• The data:
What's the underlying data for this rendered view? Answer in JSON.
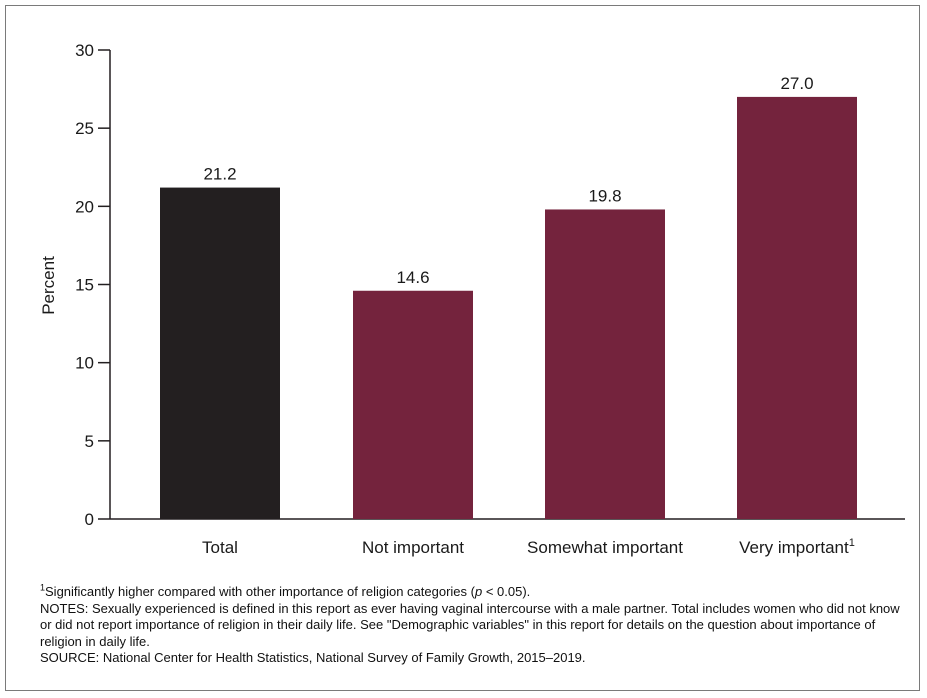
{
  "chart_data": {
    "type": "bar",
    "title": "",
    "xlabel": "",
    "ylabel": "Percent",
    "ylim": [
      0,
      30
    ],
    "yticks": [
      0,
      5,
      10,
      15,
      20,
      25,
      30
    ],
    "categories": [
      "Total",
      "Not important",
      "Somewhat important",
      "Very important"
    ],
    "category_superscripts": [
      "",
      "",
      "",
      "1"
    ],
    "values": [
      21.2,
      14.6,
      19.8,
      27.0
    ],
    "value_labels": [
      "21.2",
      "14.6",
      "19.8",
      "27.0"
    ],
    "colors": [
      "#231f20",
      "#74233d",
      "#74233d",
      "#74233d"
    ],
    "grid": false,
    "legend": "none"
  },
  "footnotes": {
    "note1_marker": "1",
    "note1_text_before": "Significantly higher compared with other importance of religion categories (",
    "note1_p": "p",
    "note1_text_after": " < 0.05).",
    "notes": "NOTES: Sexually experienced is defined in this report as ever having vaginal intercourse with a male partner. Total includes women who did not know or did not report importance of religion in their daily life. See \"Demographic variables\" in this report for details on the question about importance of religion in daily life.",
    "source": "SOURCE: National Center for Health Statistics, National Survey of Family Growth, 2015–2019."
  }
}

• What the exercise asks: Among the lines of the material, find those that hold the word "this" and copy them.

• Task output:
What's the underlying data for this rendered view? Answer in JSON.
    "notes": "NOTES: Sexually experienced is defined in this report as ever having vaginal intercourse with a male partner. Total includes women who did not know or did not report importance of religion in their daily life. See \"Demographic variables\" in this report for details on the question about importance of religion in daily life.",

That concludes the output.